## TASK STATEMENT
Show all lines holding "start".

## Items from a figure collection
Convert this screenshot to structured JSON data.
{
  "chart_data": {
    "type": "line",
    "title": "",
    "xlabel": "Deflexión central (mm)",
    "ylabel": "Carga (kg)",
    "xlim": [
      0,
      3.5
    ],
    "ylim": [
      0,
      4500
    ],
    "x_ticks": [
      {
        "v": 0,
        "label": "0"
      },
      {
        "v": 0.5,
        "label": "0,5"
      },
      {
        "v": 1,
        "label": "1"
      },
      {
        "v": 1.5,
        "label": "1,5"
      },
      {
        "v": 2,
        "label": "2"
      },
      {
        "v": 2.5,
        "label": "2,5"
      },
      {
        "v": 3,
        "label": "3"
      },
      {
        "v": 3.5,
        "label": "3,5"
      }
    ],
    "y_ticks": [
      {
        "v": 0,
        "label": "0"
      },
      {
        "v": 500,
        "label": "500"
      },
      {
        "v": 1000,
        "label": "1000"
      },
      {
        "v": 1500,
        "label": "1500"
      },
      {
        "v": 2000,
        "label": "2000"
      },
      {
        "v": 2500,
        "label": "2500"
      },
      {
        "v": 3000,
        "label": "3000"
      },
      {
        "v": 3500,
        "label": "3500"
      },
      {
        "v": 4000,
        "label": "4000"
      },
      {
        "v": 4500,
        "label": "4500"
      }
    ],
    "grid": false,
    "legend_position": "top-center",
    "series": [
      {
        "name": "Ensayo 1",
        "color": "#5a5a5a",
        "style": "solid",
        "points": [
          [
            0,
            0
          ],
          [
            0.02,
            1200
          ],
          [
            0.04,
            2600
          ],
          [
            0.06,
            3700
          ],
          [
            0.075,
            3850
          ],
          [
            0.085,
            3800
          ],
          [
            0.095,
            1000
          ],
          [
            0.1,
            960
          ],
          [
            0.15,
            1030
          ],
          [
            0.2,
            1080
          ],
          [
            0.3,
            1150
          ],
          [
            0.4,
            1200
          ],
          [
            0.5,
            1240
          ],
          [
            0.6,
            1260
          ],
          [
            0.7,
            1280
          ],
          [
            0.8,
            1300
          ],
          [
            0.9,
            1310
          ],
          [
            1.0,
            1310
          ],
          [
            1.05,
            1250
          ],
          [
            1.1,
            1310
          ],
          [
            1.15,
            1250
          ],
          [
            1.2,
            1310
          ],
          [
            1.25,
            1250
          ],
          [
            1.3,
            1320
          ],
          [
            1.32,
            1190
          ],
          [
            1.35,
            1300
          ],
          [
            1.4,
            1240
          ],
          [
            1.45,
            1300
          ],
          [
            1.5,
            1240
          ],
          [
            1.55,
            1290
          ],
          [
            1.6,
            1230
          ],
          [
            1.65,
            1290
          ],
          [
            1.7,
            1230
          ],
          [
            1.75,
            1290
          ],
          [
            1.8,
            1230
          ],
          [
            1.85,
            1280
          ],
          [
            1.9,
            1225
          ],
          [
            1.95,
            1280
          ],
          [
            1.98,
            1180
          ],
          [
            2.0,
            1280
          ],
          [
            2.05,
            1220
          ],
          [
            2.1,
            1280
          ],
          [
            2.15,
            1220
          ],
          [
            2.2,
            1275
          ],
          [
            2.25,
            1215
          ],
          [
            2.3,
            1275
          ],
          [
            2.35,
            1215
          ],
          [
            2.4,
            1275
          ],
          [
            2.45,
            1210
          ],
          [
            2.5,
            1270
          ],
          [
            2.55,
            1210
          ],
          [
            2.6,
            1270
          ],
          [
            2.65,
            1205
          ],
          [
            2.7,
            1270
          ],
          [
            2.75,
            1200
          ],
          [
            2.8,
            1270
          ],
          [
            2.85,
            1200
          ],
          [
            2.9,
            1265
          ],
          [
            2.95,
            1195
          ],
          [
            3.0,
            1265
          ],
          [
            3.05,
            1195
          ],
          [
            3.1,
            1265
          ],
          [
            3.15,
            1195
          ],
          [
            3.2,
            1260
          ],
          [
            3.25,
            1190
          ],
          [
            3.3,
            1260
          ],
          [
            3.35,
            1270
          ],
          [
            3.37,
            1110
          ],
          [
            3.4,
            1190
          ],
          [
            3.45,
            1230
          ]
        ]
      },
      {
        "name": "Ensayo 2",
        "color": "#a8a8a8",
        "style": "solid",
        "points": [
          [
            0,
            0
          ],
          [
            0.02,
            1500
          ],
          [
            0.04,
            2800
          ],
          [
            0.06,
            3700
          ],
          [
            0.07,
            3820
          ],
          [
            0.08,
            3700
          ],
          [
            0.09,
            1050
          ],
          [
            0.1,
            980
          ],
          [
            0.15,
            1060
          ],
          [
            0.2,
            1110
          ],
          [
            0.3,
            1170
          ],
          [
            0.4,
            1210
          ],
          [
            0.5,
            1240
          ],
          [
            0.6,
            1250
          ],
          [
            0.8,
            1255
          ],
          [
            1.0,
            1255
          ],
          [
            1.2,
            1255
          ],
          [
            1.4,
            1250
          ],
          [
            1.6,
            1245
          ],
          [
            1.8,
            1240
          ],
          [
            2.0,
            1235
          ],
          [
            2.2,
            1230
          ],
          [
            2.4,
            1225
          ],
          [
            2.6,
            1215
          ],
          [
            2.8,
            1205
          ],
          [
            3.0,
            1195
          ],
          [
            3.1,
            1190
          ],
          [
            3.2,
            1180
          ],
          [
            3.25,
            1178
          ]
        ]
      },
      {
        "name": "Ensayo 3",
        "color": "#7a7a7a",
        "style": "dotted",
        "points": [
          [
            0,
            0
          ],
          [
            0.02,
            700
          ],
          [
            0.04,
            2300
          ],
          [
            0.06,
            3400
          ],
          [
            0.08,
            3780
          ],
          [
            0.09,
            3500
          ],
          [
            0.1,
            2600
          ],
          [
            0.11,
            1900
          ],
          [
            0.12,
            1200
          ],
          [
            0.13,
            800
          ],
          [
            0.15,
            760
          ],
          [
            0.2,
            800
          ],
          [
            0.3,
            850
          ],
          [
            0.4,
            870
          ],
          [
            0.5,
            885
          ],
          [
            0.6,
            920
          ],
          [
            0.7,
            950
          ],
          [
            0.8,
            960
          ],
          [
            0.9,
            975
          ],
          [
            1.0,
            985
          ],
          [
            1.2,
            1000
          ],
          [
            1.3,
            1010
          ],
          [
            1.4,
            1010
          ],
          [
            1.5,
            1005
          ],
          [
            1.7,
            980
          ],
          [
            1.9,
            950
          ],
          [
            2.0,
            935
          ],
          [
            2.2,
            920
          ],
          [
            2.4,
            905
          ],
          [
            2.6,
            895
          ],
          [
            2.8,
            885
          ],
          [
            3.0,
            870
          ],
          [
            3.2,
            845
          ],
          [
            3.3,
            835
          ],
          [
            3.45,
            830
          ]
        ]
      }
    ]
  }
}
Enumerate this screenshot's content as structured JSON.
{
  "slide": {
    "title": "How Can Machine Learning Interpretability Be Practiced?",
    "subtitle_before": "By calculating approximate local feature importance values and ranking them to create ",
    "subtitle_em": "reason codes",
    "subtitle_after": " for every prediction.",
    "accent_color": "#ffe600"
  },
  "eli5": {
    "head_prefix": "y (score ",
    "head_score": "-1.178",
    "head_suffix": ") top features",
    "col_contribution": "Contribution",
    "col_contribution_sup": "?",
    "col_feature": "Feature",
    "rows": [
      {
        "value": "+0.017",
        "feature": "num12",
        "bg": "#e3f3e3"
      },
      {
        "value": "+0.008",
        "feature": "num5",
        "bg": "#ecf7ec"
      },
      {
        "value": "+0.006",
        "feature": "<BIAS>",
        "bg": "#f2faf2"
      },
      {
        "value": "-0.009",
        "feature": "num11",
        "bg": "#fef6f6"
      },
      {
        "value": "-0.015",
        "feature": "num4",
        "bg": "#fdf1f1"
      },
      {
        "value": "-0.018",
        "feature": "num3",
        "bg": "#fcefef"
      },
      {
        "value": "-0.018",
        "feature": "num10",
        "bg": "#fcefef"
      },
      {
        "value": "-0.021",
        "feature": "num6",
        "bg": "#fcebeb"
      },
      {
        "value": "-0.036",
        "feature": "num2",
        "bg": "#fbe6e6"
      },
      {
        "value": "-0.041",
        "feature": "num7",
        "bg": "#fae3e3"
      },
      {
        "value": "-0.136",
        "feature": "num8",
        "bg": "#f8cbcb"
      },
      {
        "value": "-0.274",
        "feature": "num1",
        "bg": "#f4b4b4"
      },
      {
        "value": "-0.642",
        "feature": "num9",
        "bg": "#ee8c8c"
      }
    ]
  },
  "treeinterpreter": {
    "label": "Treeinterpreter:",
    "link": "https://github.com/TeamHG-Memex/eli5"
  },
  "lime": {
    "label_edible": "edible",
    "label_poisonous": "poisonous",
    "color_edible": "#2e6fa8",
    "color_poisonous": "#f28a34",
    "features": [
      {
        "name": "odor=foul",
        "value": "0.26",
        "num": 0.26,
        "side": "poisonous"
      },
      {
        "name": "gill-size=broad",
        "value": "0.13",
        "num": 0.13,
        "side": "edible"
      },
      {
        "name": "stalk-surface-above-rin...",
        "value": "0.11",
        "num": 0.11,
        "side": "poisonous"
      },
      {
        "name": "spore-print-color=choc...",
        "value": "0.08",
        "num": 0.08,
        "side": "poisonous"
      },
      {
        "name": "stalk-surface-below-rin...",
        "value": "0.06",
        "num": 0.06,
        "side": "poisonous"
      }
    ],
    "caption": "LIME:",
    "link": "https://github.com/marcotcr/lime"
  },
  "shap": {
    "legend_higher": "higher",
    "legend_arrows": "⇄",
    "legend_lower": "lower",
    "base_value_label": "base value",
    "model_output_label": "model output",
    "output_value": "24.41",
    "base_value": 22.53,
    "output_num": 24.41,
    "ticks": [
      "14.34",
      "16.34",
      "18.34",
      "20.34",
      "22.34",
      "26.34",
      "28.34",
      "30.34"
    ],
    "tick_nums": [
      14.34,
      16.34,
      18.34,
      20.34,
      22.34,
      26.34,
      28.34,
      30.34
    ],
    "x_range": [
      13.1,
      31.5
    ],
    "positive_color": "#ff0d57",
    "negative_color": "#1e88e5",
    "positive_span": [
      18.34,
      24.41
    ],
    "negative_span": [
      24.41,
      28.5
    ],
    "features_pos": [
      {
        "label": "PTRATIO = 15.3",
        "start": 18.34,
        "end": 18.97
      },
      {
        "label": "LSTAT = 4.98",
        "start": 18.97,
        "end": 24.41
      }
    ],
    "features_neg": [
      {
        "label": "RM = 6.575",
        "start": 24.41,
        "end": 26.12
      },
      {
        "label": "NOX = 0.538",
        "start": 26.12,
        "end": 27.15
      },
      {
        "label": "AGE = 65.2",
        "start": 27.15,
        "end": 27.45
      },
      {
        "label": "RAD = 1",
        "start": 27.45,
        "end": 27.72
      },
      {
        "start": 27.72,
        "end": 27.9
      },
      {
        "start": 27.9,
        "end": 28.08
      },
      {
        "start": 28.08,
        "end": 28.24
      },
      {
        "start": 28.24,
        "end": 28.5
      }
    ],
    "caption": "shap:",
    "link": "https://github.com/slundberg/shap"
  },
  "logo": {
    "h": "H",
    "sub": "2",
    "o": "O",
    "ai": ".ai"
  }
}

## WRITTEN RESPONSE
        "start": 18.34,
        "start": 18.97,
        "start": 24.41,
        "start": 26.12,
        "start": 27.15,
        "start": 27.45,
        "start": 27.72,
        "start": 27.9,
        "start": 28.08,
        "start": 28.24,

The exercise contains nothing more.